YOUR OBJECTIVE
Count lines with "National" in them. Report only the total.

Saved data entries
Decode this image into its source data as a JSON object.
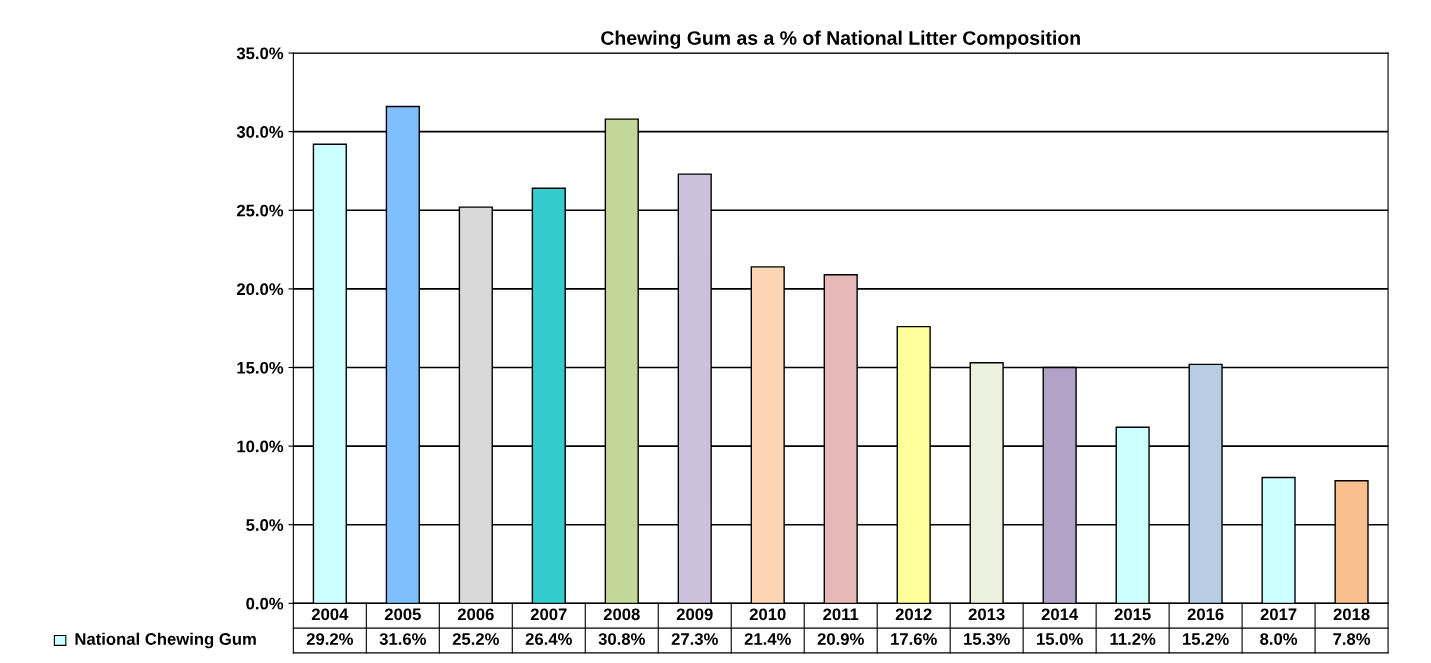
{
  "chart_data": {
    "type": "bar",
    "title": "Chewing Gum as a % of National Litter Composition",
    "categories": [
      "2004",
      "2005",
      "2006",
      "2007",
      "2008",
      "2009",
      "2010",
      "2011",
      "2012",
      "2013",
      "2014",
      "2015",
      "2016",
      "2017",
      "2018"
    ],
    "series": [
      {
        "name": "National Chewing Gum",
        "color": "#ccffff",
        "colors": [
          "#ccffff",
          "#80bfff",
          "#d9d9d9",
          "#33cccc",
          "#c4d79b",
          "#ccc0da",
          "#fcd5b4",
          "#e6b8b7",
          "#ffff99",
          "#ebf1de",
          "#b3a2c7",
          "#ccffff",
          "#b8cce4",
          "#ccffff",
          "#fabf8f"
        ],
        "values": [
          29.2,
          31.6,
          25.2,
          26.4,
          30.8,
          27.3,
          21.4,
          20.9,
          17.6,
          15.3,
          15.0,
          11.2,
          15.2,
          8.0,
          7.8
        ],
        "value_labels": [
          "29.2%",
          "31.6%",
          "25.2%",
          "26.4%",
          "30.8%",
          "27.3%",
          "21.4%",
          "20.9%",
          "17.6%",
          "15.3%",
          "15.0%",
          "11.2%",
          "15.2%",
          "8.0%",
          "7.8%"
        ]
      }
    ],
    "ylim": [
      0,
      35
    ],
    "yticks": [
      {
        "value": 0,
        "label": "0.0%"
      },
      {
        "value": 5,
        "label": "5.0%"
      },
      {
        "value": 10,
        "label": "10.0%"
      },
      {
        "value": 15,
        "label": "15.0%"
      },
      {
        "value": 20,
        "label": "20.0%"
      },
      {
        "value": 25,
        "label": "25.0%"
      },
      {
        "value": 30,
        "label": "30.0%"
      },
      {
        "value": 35,
        "label": "35.0%"
      }
    ],
    "grid": "y",
    "legend": "bottom"
  }
}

SOLUTION FOR THIS TASK
2